Entries from a dataset:
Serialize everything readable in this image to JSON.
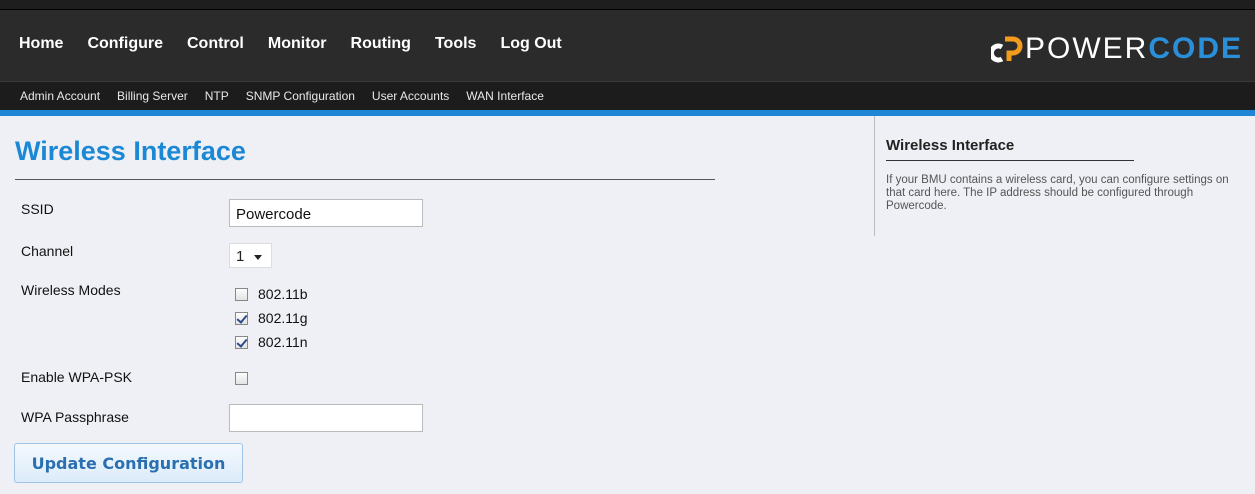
{
  "nav": {
    "items": [
      "Home",
      "Configure",
      "Control",
      "Monitor",
      "Routing",
      "Tools",
      "Log Out"
    ]
  },
  "logo": {
    "part1": "POWER",
    "part2": "CODE",
    "accent": "#2a8fd8"
  },
  "subnav": {
    "items": [
      "Admin Account",
      "Billing Server",
      "NTP",
      "SNMP Configuration",
      "User Accounts",
      "WAN Interface"
    ]
  },
  "page": {
    "title": "Wireless Interface"
  },
  "form": {
    "ssid_label": "SSID",
    "ssid_value": "Powercode",
    "channel_label": "Channel",
    "channel_value": "1",
    "modes_label": "Wireless Modes",
    "modes": [
      {
        "label": "802.11b",
        "checked": false
      },
      {
        "label": "802.11g",
        "checked": true
      },
      {
        "label": "802.11n",
        "checked": true
      }
    ],
    "wpa_label": "Enable WPA-PSK",
    "wpa_checked": false,
    "passphrase_label": "WPA Passphrase",
    "passphrase_value": "",
    "submit_label": "Update Configuration"
  },
  "help": {
    "title": "Wireless Interface",
    "text": "If your BMU contains a wireless card, you can configure settings on that card here. The IP address should be configured through Powercode."
  },
  "colors": {
    "accent_bar": "#1f86d6",
    "title": "#1b88d5"
  }
}
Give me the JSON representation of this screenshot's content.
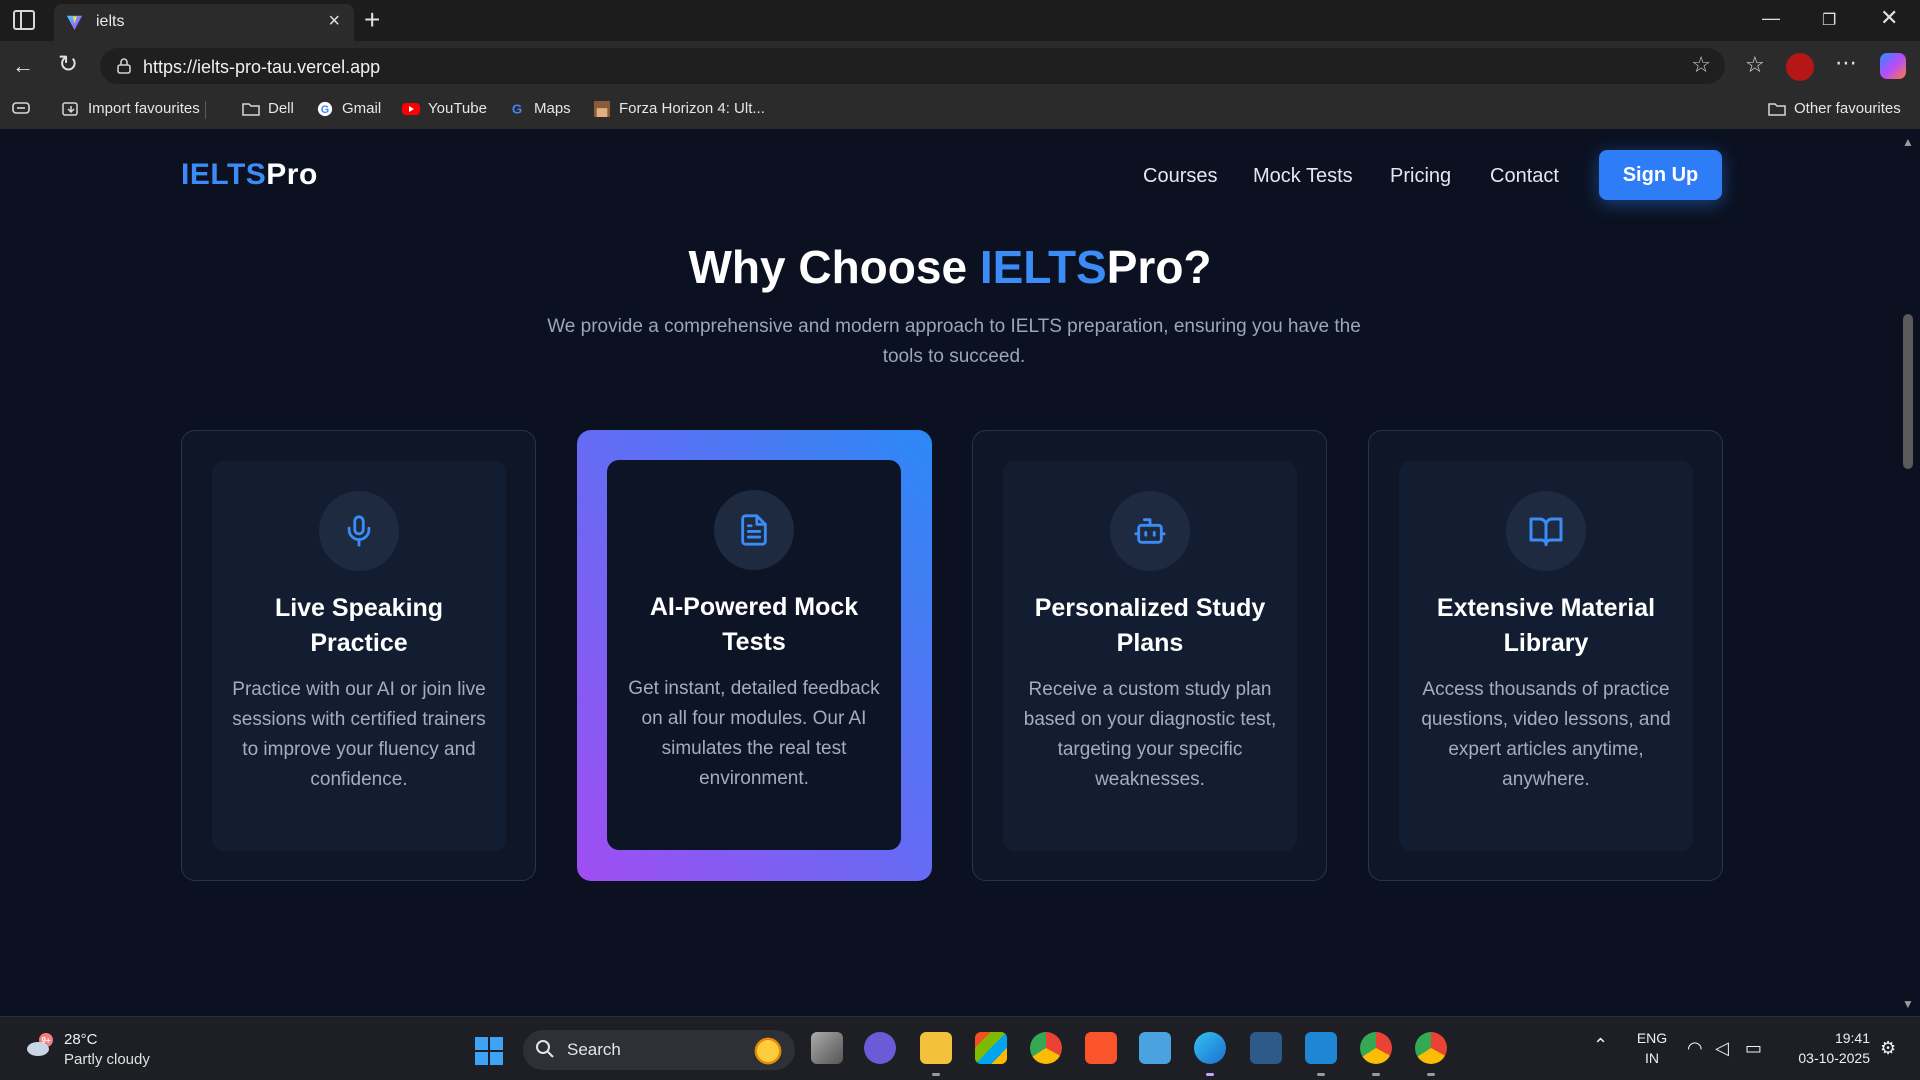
{
  "browser": {
    "tab_title": "ielts",
    "url": "https://ielts-pro-tau.vercel.app",
    "bookmarks": [
      "Import favourites",
      "Dell",
      "Gmail",
      "YouTube",
      "Maps",
      "Forza Horizon 4: Ult..."
    ],
    "other_favourites": "Other favourites"
  },
  "site": {
    "logo_part1": "IELTS",
    "logo_part2": "Pro",
    "nav": [
      "Courses",
      "Mock Tests",
      "Pricing",
      "Contact"
    ],
    "signup_label": "Sign Up",
    "headline_part1": "Why Choose ",
    "headline_part2": "IELTS",
    "headline_part3": "Pro?",
    "subtitle": "We provide a comprehensive and modern approach to IELTS preparation, ensuring you have the tools to succeed.",
    "features": [
      {
        "icon": "microphone-icon",
        "title": "Live Speaking Practice",
        "description": "Practice with our AI or join live sessions with certified trainers to improve your fluency and confidence.",
        "featured": false
      },
      {
        "icon": "document-icon",
        "title": "AI-Powered Mock Tests",
        "description": "Get instant, detailed feedback on all four modules. Our AI simulates the real test environment.",
        "featured": true
      },
      {
        "icon": "robot-icon",
        "title": "Personalized Study Plans",
        "description": "Receive a custom study plan based on your diagnostic test, targeting your specific weaknesses.",
        "featured": false
      },
      {
        "icon": "book-icon",
        "title": "Extensive Material Library",
        "description": "Access thousands of practice questions, video lessons, and expert articles anytime, anywhere.",
        "featured": false
      }
    ]
  },
  "taskbar": {
    "weather_temp": "28°C",
    "weather_desc": "Partly cloudy",
    "weather_badge": "9+",
    "search_label": "Search",
    "lang_line1": "ENG",
    "lang_line2": "IN",
    "time": "19:41",
    "date": "03-10-2025"
  },
  "colors": {
    "accent": "#3b8cf6",
    "page_bg": "#0b1120",
    "card_gradient_start": "#a04df2",
    "card_gradient_end": "#2b89f5"
  }
}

WHAT YOU WILL DO
From start to finish, output the listing exactly, but omit its pictures.

WRITTEN ANSWER
Serialize everything readable in this image to JSON.
{
  "nav": {
    "items": [
      "Home",
      "Configure",
      "Control",
      "Monitor",
      "Routing",
      "Tools",
      "Log Out"
    ]
  },
  "logo": {
    "part1": "POWER",
    "part2": "CODE",
    "accent": "#2a8fd8"
  },
  "subnav": {
    "items": [
      "Admin Account",
      "Billing Server",
      "NTP",
      "SNMP Configuration",
      "User Accounts",
      "WAN Interface"
    ]
  },
  "page": {
    "title": "Wireless Interface"
  },
  "form": {
    "ssid_label": "SSID",
    "ssid_value": "Powercode",
    "channel_label": "Channel",
    "channel_value": "1",
    "modes_label": "Wireless Modes",
    "modes": [
      {
        "label": "802.11b",
        "checked": false
      },
      {
        "label": "802.11g",
        "checked": true
      },
      {
        "label": "802.11n",
        "checked": true
      }
    ],
    "wpa_label": "Enable WPA-PSK",
    "wpa_checked": false,
    "passphrase_label": "WPA Passphrase",
    "passphrase_value": "",
    "submit_label": "Update Configuration"
  },
  "help": {
    "title": "Wireless Interface",
    "text": "If your BMU contains a wireless card, you can configure settings on that card here. The IP address should be configured through Powercode."
  },
  "colors": {
    "accent_bar": "#1f86d6",
    "title": "#1b88d5"
  }
}
Give me the JSON representation of this screenshot's content.
{
  "browser": {
    "tab_title": "ielts",
    "url": "https://ielts-pro-tau.vercel.app",
    "bookmarks": [
      "Import favourites",
      "Dell",
      "Gmail",
      "YouTube",
      "Maps",
      "Forza Horizon 4: Ult..."
    ],
    "other_favourites": "Other favourites"
  },
  "site": {
    "logo_part1": "IELTS",
    "logo_part2": "Pro",
    "nav": [
      "Courses",
      "Mock Tests",
      "Pricing",
      "Contact"
    ],
    "signup_label": "Sign Up",
    "headline_part1": "Why Choose ",
    "headline_part2": "IELTS",
    "headline_part3": "Pro?",
    "subtitle": "We provide a comprehensive and modern approach to IELTS preparation, ensuring you have the tools to succeed.",
    "features": [
      {
        "icon": "microphone-icon",
        "title": "Live Speaking Practice",
        "description": "Practice with our AI or join live sessions with certified trainers to improve your fluency and confidence.",
        "featured": false
      },
      {
        "icon": "document-icon",
        "title": "AI-Powered Mock Tests",
        "description": "Get instant, detailed feedback on all four modules. Our AI simulates the real test environment.",
        "featured": true
      },
      {
        "icon": "robot-icon",
        "title": "Personalized Study Plans",
        "description": "Receive a custom study plan based on your diagnostic test, targeting your specific weaknesses.",
        "featured": false
      },
      {
        "icon": "book-icon",
        "title": "Extensive Material Library",
        "description": "Access thousands of practice questions, video lessons, and expert articles anytime, anywhere.",
        "featured": false
      }
    ]
  },
  "taskbar": {
    "weather_temp": "28°C",
    "weather_desc": "Partly cloudy",
    "weather_badge": "9+",
    "search_label": "Search",
    "lang_line1": "ENG",
    "lang_line2": "IN",
    "time": "19:41",
    "date": "03-10-2025"
  },
  "colors": {
    "accent": "#3b8cf6",
    "page_bg": "#0b1120",
    "card_gradient_start": "#a04df2",
    "card_gradient_end": "#2b89f5"
  }
}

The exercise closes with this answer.